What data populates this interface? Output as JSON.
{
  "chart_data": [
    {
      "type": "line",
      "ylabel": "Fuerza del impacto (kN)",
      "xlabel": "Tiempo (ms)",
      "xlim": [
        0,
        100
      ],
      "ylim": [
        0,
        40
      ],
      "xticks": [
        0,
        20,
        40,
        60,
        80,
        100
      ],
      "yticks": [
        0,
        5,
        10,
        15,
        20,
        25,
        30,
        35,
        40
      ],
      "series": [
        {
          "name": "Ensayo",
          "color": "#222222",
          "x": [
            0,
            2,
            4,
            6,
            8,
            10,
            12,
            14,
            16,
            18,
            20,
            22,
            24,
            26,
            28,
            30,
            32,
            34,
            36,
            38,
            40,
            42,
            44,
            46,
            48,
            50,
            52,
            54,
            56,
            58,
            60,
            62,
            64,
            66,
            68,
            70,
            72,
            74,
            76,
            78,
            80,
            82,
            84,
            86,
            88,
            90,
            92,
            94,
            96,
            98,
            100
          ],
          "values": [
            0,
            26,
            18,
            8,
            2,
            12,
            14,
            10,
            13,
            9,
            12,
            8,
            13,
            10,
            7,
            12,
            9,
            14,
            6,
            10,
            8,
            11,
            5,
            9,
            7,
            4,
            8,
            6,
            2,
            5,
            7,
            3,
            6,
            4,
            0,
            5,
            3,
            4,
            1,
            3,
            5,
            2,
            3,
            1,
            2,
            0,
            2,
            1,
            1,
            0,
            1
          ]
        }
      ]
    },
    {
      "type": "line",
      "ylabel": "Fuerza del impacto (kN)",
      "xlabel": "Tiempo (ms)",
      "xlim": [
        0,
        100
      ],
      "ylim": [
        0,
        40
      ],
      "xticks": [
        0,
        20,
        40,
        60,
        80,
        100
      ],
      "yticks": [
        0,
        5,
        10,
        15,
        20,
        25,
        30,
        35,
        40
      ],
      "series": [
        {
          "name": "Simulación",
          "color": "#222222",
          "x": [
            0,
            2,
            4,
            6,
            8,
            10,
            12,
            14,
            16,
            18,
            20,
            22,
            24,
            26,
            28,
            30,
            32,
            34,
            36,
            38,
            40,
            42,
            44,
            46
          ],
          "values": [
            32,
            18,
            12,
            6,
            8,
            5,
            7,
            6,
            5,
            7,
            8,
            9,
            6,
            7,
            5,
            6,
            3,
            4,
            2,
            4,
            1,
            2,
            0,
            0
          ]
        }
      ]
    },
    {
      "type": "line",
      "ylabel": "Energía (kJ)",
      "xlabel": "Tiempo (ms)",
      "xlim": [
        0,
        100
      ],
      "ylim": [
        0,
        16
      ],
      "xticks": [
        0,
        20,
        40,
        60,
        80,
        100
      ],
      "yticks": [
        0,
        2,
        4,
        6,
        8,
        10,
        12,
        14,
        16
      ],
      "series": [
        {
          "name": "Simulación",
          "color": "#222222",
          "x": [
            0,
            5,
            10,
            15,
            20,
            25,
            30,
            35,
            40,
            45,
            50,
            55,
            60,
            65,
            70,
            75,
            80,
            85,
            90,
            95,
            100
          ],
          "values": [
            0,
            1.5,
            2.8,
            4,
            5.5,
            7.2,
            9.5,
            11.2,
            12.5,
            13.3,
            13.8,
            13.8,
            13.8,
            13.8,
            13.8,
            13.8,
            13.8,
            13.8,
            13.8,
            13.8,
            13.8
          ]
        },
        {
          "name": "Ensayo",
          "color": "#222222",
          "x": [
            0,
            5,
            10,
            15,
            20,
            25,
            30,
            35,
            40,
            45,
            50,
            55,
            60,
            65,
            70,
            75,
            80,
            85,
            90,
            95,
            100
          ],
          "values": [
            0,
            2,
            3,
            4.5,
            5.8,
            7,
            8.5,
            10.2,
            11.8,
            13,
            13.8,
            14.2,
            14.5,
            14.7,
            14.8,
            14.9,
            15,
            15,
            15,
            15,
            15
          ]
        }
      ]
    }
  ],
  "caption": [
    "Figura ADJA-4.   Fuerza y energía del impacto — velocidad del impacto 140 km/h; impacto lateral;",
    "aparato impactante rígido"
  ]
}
......
> Short exercise
Make an exact copy of every line in the data.

> Expected answer
What data populates this interface? Output as JSON.
{
  "chart_data": [
    {
      "type": "line",
      "ylabel": "Fuerza del impacto (kN)",
      "xlabel": "Tiempo (ms)",
      "xlim": [
        0,
        100
      ],
      "ylim": [
        0,
        40
      ],
      "xticks": [
        0,
        20,
        40,
        60,
        80,
        100
      ],
      "yticks": [
        0,
        5,
        10,
        15,
        20,
        25,
        30,
        35,
        40
      ],
      "series": [
        {
          "name": "Ensayo",
          "color": "#222222",
          "x": [
            0,
            2,
            4,
            6,
            8,
            10,
            12,
            14,
            16,
            18,
            20,
            22,
            24,
            26,
            28,
            30,
            32,
            34,
            36,
            38,
            40,
            42,
            44,
            46,
            48,
            50,
            52,
            54,
            56,
            58,
            60,
            62,
            64,
            66,
            68,
            70,
            72,
            74,
            76,
            78,
            80,
            82,
            84,
            86,
            88,
            90,
            92,
            94,
            96,
            98,
            100
          ],
          "values": [
            0,
            26,
            18,
            8,
            2,
            12,
            14,
            10,
            13,
            9,
            12,
            8,
            13,
            10,
            7,
            12,
            9,
            14,
            6,
            10,
            8,
            11,
            5,
            9,
            7,
            4,
            8,
            6,
            2,
            5,
            7,
            3,
            6,
            4,
            0,
            5,
            3,
            4,
            1,
            3,
            5,
            2,
            3,
            1,
            2,
            0,
            2,
            1,
            1,
            0,
            1
          ]
        }
      ]
    },
    {
      "type": "line",
      "ylabel": "Fuerza del impacto (kN)",
      "xlabel": "Tiempo (ms)",
      "xlim": [
        0,
        100
      ],
      "ylim": [
        0,
        40
      ],
      "xticks": [
        0,
        20,
        40,
        60,
        80,
        100
      ],
      "yticks": [
        0,
        5,
        10,
        15,
        20,
        25,
        30,
        35,
        40
      ],
      "series": [
        {
          "name": "Simulación",
          "color": "#222222",
          "x": [
            0,
            2,
            4,
            6,
            8,
            10,
            12,
            14,
            16,
            18,
            20,
            22,
            24,
            26,
            28,
            30,
            32,
            34,
            36,
            38,
            40,
            42,
            44,
            46
          ],
          "values": [
            32,
            18,
            12,
            6,
            8,
            5,
            7,
            6,
            5,
            7,
            8,
            9,
            6,
            7,
            5,
            6,
            3,
            4,
            2,
            4,
            1,
            2,
            0,
            0
          ]
        }
      ]
    },
    {
      "type": "line",
      "ylabel": "Energía (kJ)",
      "xlabel": "Tiempo (ms)",
      "xlim": [
        0,
        100
      ],
      "ylim": [
        0,
        16
      ],
      "xticks": [
        0,
        20,
        40,
        60,
        80,
        100
      ],
      "yticks": [
        0,
        2,
        4,
        6,
        8,
        10,
        12,
        14,
        16
      ],
      "series": [
        {
          "name": "Simulación",
          "color": "#222222",
          "x": [
            0,
            5,
            10,
            15,
            20,
            25,
            30,
            35,
            40,
            45,
            50,
            55,
            60,
            65,
            70,
            75,
            80,
            85,
            90,
            95,
            100
          ],
          "values": [
            0,
            1.5,
            2.8,
            4,
            5.5,
            7.2,
            9.5,
            11.2,
            12.5,
            13.3,
            13.8,
            13.8,
            13.8,
            13.8,
            13.8,
            13.8,
            13.8,
            13.8,
            13.8,
            13.8,
            13.8
          ]
        },
        {
          "name": "Ensayo",
          "color": "#222222",
          "x": [
            0,
            5,
            10,
            15,
            20,
            25,
            30,
            35,
            40,
            45,
            50,
            55,
            60,
            65,
            70,
            75,
            80,
            85,
            90,
            95,
            100
          ],
          "values": [
            0,
            2,
            3,
            4.5,
            5.8,
            7,
            8.5,
            10.2,
            11.8,
            13,
            13.8,
            14.2,
            14.5,
            14.7,
            14.8,
            14.9,
            15,
            15,
            15,
            15,
            15
          ]
        }
      ]
    }
  ],
  "caption": [
    "Figura ADJA-4.   Fuerza y energía del impacto — velocidad del impacto 140 km/h; impacto lateral;",
    "aparato impactante rígido"
  ]
}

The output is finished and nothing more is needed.